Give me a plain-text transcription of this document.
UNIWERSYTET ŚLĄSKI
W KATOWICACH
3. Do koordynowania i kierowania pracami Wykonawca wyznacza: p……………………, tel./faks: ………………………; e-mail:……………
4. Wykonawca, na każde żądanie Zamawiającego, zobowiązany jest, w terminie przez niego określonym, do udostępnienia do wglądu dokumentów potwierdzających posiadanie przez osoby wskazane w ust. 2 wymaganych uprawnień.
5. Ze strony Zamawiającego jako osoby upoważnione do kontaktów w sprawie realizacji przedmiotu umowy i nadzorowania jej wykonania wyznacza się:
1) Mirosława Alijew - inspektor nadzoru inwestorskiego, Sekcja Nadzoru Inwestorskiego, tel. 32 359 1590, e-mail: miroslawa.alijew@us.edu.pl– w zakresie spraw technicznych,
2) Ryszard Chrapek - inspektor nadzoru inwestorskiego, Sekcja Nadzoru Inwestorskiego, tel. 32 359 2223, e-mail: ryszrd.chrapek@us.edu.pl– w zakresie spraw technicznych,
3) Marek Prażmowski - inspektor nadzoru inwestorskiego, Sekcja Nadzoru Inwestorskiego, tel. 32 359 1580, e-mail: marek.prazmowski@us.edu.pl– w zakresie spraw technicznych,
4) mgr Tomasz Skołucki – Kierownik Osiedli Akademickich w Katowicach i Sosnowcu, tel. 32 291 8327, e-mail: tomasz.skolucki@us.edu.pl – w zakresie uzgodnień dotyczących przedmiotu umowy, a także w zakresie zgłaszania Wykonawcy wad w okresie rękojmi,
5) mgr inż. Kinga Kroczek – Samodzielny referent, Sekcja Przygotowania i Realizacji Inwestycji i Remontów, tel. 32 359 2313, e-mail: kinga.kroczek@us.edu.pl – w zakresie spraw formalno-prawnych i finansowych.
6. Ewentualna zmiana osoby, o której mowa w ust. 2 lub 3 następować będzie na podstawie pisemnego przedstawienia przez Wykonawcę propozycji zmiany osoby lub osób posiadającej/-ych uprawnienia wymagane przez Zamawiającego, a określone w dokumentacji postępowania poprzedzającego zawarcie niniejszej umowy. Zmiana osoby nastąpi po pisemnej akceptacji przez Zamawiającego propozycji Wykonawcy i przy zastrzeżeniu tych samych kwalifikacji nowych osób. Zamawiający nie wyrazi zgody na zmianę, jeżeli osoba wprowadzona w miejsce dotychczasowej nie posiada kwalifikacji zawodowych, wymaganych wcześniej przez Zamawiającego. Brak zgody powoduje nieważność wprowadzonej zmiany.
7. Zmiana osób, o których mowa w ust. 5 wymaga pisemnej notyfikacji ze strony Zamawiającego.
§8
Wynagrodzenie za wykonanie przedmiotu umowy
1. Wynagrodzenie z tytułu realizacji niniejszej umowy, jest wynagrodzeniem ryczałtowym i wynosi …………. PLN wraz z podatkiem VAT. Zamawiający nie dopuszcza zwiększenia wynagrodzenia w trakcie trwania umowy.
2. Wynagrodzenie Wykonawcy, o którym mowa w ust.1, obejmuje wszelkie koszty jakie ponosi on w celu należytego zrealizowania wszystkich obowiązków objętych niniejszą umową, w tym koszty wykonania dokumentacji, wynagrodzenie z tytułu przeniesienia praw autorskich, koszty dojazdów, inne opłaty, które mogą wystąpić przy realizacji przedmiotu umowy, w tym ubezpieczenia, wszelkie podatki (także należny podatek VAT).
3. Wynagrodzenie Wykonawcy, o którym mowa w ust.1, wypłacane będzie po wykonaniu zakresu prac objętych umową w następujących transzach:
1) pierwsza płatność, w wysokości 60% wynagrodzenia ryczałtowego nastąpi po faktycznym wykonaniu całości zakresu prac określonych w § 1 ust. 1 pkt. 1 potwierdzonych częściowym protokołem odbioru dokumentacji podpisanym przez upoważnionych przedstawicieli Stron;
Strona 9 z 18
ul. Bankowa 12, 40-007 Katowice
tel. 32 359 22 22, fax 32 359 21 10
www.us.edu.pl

◆ Written problem: Take every line from the records above that has the word "strony" and copy it.

◆ Complete output:
5. Ze strony Zamawiającego jako osoby upoważnione do kontaktów w sprawie realizacji przedmiotu umowy i nadzorowania jej wykonania wyznacza się:
7. Zmiana osób, o których mowa w ust. 5 wymaga pisemnej notyfikacji ze strony Zamawiającego.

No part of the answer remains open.